Lesetext:
***

Eklat in Washington

Für Roy Chaderton, Venezuelas Botschafter bei der Organisation Amerikanischer Staaten (OAS) in Washington, war es »ein weiterer Sieg von Hugo Chávez«. Im Gespräch mit dem Fernsehjournalisten Walter Martínez verglich der Diplomat den am 5. März verstorbenen Präsidenten seines Landes sogar mit »El Cid«, dem spanischen Nationalhelden Rodrigo Díaz de Vivar (1043–1099). Wie dieser könne Chávez noch über seinen Tod hinaus Schlachten gewinnen.

 

Anlaß für solche Worte war ein Eklat, der sich am Freitag am Sitz der OAS ereignet hatte. Das von dem Chilenen José Miguel Insulza geleitete Sekretariat hatte eine protokollarische Sitzung des Ständigen Rates der Kontinentalorganisation einberufen, auf der Federico Franco sprechen sollte. Dieser ist seit Juni 2012, seit dem Sturz des demokratisch gewählten Präsidenten von Paraguay, Fernando Lugo, De-facto-Staatschef des südamerikanischen Landes. Der Sturz Lugos war damals von allen Nachbarstaaten als »parlamentarischer Putsch« verurteilt worden, die Mitgliedschaft Paraguays in der Union Südamerikanischer Nationen (UNASUR) und im Gemeinsamen Markt des Südens (MERCOSUR) ist seither suspendiert.

Schon vor diesem Hintergrund mußten die Südamerikaner die Einladung des Putschisten als Affront werten. Hinzu kamen jedoch Ausfälle Francos in der vergangenen Woche. Es sei ein »Wunder«, daß Chávez »vom Antlitz der Erde verschwunden« sei, wetterte er während eines Besuchs in Spanien. Der venezolanische Präsident habe Paraguay großen Schaden zugefügt und sei für »Mord und Entführungen« verantwortlich, behauptete Franco.

Daraufhin forderten Venezuela, Bolivien, Nicaragua und Ecuador in einer offiziellen Note, Franco auszuladen und dessen Rede in der OAS abzusagen. In dem von Boliviens Botschafter, Diego Pary, veröffentlichten Schreiben heißt es: »Wir legen unseren energischen Protest gegen die Durchführung der protokollarischen Sitzung sowie die Erklärungen des Herrn Federico Franco ein und teilen mit, daß wir an der genannten Sitzung nicht teilnehmen und unsere Sitze leer bleiben werden.« Diesem Boykottaufruf schlossen sich am Freitag 21 der 34 Mitgliedsstaaten der OAS an, so daß sich nur 13 Delegationen im »Salon der Amerikas« der OAS einfanden. Auch von diesen hatten acht nur niederrangige Diplomaten zum Zuhören geschickt, so daß Franco schließlich vor gerade einmal fünf Botschaftern sprach. Bei der Videoübertragung der Rede im Internet achtete die Regie deshalb darauf, keinen Kameraschwenk ins Publikum zuzulassen, um den Zuschauern den Anblick der leeren Plätze zu ersparen.

***

Gesammeltes Material:
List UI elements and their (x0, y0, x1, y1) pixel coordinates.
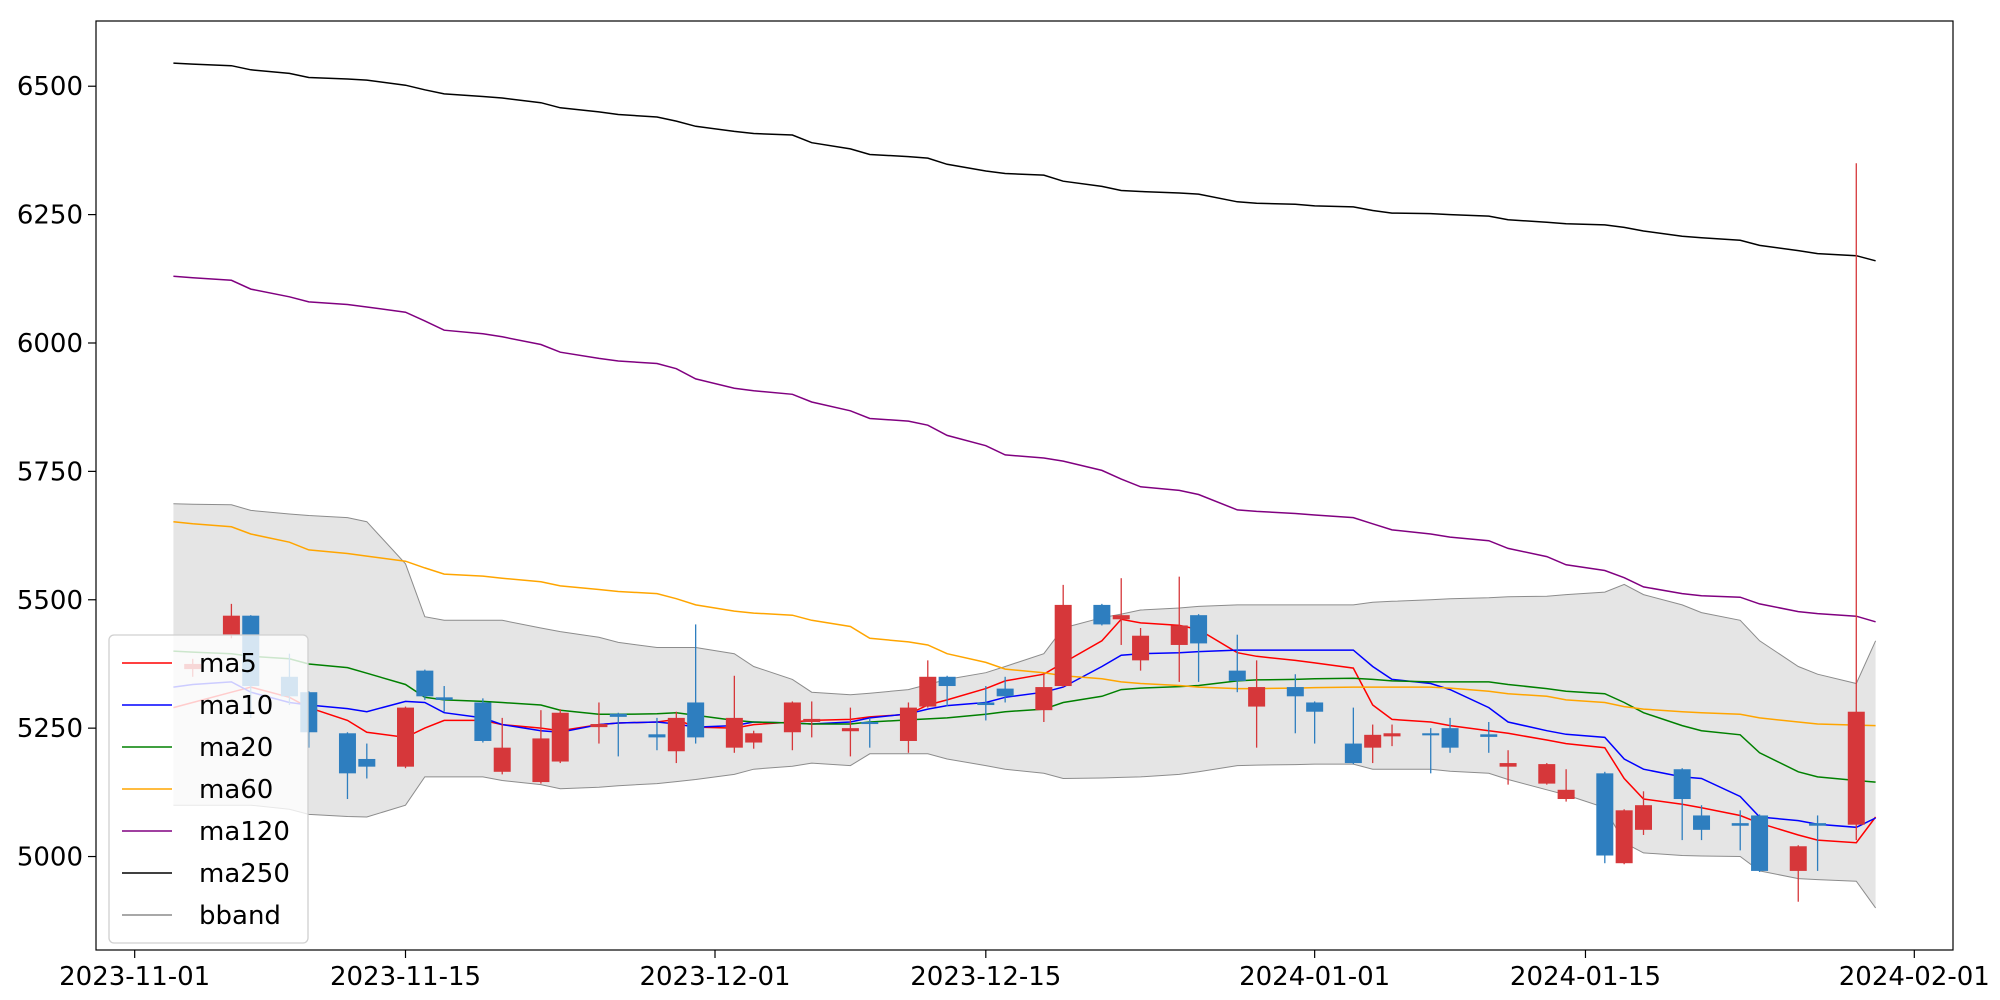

***

Kurzaufgabe 1:
Übertrage diesen Satz aus dem Lesetext ins Englische: »Der Sturz Lugos war damals von allen Nachbarstaaten als »parlamentarischer Putsch« verurteilt worden, die Mitgliedschaft Paraguays in der Union Südamerikanischer Nationen (UNASUR) und im Gemeinsamen Markt des Südens (MERCOSUR) ist seither suspendiert.«
Kurzaufgabe 2:
Fasse den Lesetext in zwei Sätzen zusammen.
Kurzaufgabe 3:
Wer leitet laut Lesetext das Sekretariat der OAS?
Das Material spielt hierfür keine Rolle.

Lösung 1:
At the time, Lugo's overthrow had been condemned by all neighboring states as a "parliamentary coup," and Paraguay's membership in the Union of South American Nations (UNASUR) and the Southern Common Market (MERCOSUR) has been suspended ever since.

Lösung 2:
Nachdem Paraguays De-facto-Staatschef Federico Franco den Tod von Hugo Chávez ein »Wunder« genannt hatte, boykottierten 21 der 34 OAS-Mitgliedsstaaten eine Sitzung in Washington, auf der Franco sprechen sollte. Franco redete schließlich vor nur fünf Botschaftern, was Venezuelas OAS-Botschafter Roy Chaderton als »einen weiteren Sieg von Hugo Chávez« bezeichnete.

Lösung 3:
Der Chilene José Miguel Insulza.